## WHAT TO DO:
Print the listing in its entirety and exactly, leaving out images.

## EXERCISE DATA:
────────
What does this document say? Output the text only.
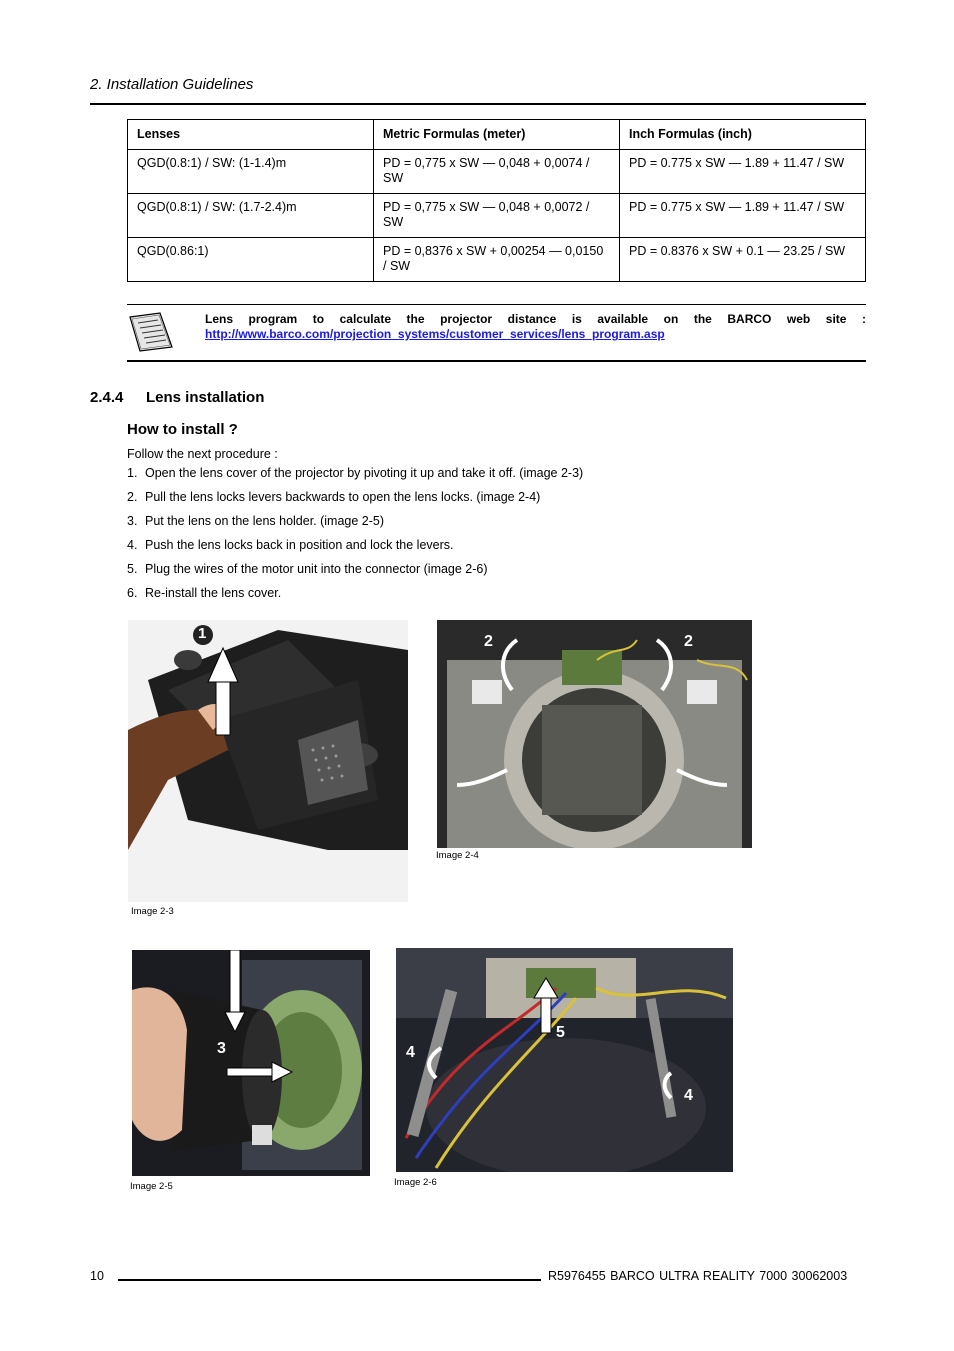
2. Installation Guidelines
Lenses	Metric Formulas (meter)	Inch Formulas (inch)
QGD(0.8:1) / SW: (1-1.4)m	PD = 0,775 x SW — 0,048 + 0,0074 / SW	PD = 0.775 x SW — 1.89 + 11.47 / SW
QGD(0.8:1) / SW: (1.7-2.4)m	PD = 0,775 x SW — 0,048 + 0,0072 / SW	PD = 0.775 x SW — 1.89 + 11.47 / SW
QGD(0.86:1)	PD = 0,8376 x SW + 0,00254 — 0,0150 / SW	PD = 0.8376 x SW + 0.1 — 23.25 / SW
Lens program to calculate the projector distance is available on the BARCO web site :
http://www.barco.com/projection_systems/customer_services/lens_program.asp
2.4.4 Lens installation
How to install ?
Follow the next procedure :
1. Open the lens cover of the projector by pivoting it up and take it off. (image 2-3)
2. Pull the lens locks levers backwards to open the lens locks. (image 2-4)
3. Put the lens on the lens holder. (image 2-5)
4. Push the lens locks back in position and lock the levers.
5. Plug the wires of the motor unit into the connector (image 2-6)
6. Re-install the lens cover.
Image 2-3
1	2	2
Image 2-4
3
Image 2-5
4
5
4
Image 2-6
10	R5976455 BARCO ULTRA REALITY 7000 30062003
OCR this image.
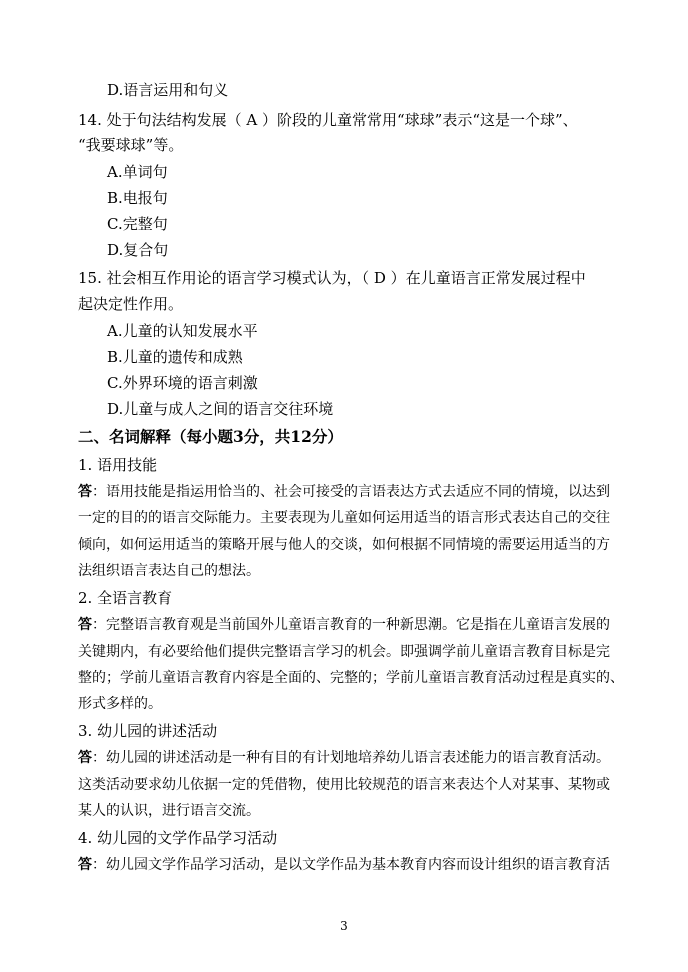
D.语言运用和句义
14. 处于句法结构发展（ A ）阶段的儿童常常用“球球”表示“这是一个球”、
“我要球球”等。
A.单词句
B.电报句
C.完整句
D.复合句
15. 社会相互作用论的语言学习模式认为，（ D ）在儿童语言正常发展过程中
起决定性作用。
A.儿童的认知发展水平
B.儿童的遗传和成熟
C.外界环境的语言刺激
D.儿童与成人之间的语言交往环境
二、名词解释（每小题3分，共12分）
1. 语用技能
答：语用技能是指运用恰当的、社会可接受的言语表达方式去适应不同的情境，以达到
一定的目的的语言交际能力。主要表现为儿童如何运用适当的语言形式表达自己的交往
倾向，如何运用适当的策略开展与他人的交谈，如何根据不同情境的需要运用适当的方
法组织语言表达自己的想法。
2. 全语言教育
答：完整语言教育观是当前国外儿童语言教育的一种新思潮。它是指在儿童语言发展的
关键期内，有必要给他们提供完整语言学习的机会。即强调学前儿童语言教育目标是完
整的；学前儿童语言教育内容是全面的、完整的；学前儿童语言教育活动过程是真实的、
形式多样的。
3. 幼儿园的讲述活动
答：幼儿园的讲述活动是一种有目的有计划地培养幼儿语言表述能力的语言教育活动。
这类活动要求幼儿依据一定的凭借物，使用比较规范的语言来表达个人对某事、某物或
某人的认识，进行语言交流。
4. 幼儿园的文学作品学习活动
答：幼儿园文学作品学习活动，是以文学作品为基本教育内容而设计组织的语言教育活
3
────────
## TASK OUTPUT:
What does this document say? Output the text only.
2. Installation Guidelines
Lenses	Metric Formulas (meter)	Inch Formulas (inch)
QGD(0.8:1) / SW: (1-1.4)m	PD = 0,775 x SW — 0,048 + 0,0074 / SW	PD = 0.775 x SW — 1.89 + 11.47 / SW
QGD(0.8:1) / SW: (1.7-2.4)m	PD = 0,775 x SW — 0,048 + 0,0072 / SW	PD = 0.775 x SW — 1.89 + 11.47 / SW
QGD(0.86:1)	PD = 0,8376 x SW + 0,00254 — 0,0150 / SW	PD = 0.8376 x SW + 0.1 — 23.25 / SW
Lens program to calculate the projector distance is available on the BARCO web site :
http://www.barco.com/projection_systems/customer_services/lens_program.asp
2.4.4 Lens installation
How to install ?
Follow the next procedure :
1. Open the lens cover of the projector by pivoting it up and take it off. (image 2-3)
2. Pull the lens locks levers backwards to open the lens locks. (image 2-4)
3. Put the lens on the lens holder. (image 2-5)
4. Push the lens locks back in position and lock the levers.
5. Plug the wires of the motor unit into the connector (image 2-6)
6. Re-install the lens cover.
Image 2-3
1	2	2
Image 2-4
3
Image 2-5
4
5
4
Image 2-6
10	R5976455 BARCO ULTRA REALITY 7000 30062003
OCR this image.
D.语言运用和句义
14. 处于句法结构发展（ A ）阶段的儿童常常用“球球”表示“这是一个球”、
“我要球球”等。
A.单词句
B.电报句
C.完整句
D.复合句
15. 社会相互作用论的语言学习模式认为，（ D ）在儿童语言正常发展过程中
起决定性作用。
A.儿童的认知发展水平
B.儿童的遗传和成熟
C.外界环境的语言刺激
D.儿童与成人之间的语言交往环境
二、名词解释（每小题3分，共12分）
1. 语用技能
答：语用技能是指运用恰当的、社会可接受的言语表达方式去适应不同的情境，以达到
一定的目的的语言交际能力。主要表现为儿童如何运用适当的语言形式表达自己的交往
倾向，如何运用适当的策略开展与他人的交谈，如何根据不同情境的需要运用适当的方
法组织语言表达自己的想法。
2. 全语言教育
答：完整语言教育观是当前国外儿童语言教育的一种新思潮。它是指在儿童语言发展的
关键期内，有必要给他们提供完整语言学习的机会。即强调学前儿童语言教育目标是完
整的；学前儿童语言教育内容是全面的、完整的；学前儿童语言教育活动过程是真实的、
形式多样的。
3. 幼儿园的讲述活动
答：幼儿园的讲述活动是一种有目的有计划地培养幼儿语言表述能力的语言教育活动。
这类活动要求幼儿依据一定的凭借物，使用比较规范的语言来表达个人对某事、某物或
某人的认识，进行语言交流。
4. 幼儿园的文学作品学习活动
答：幼儿园文学作品学习活动，是以文学作品为基本教育内容而设计组织的语言教育活
3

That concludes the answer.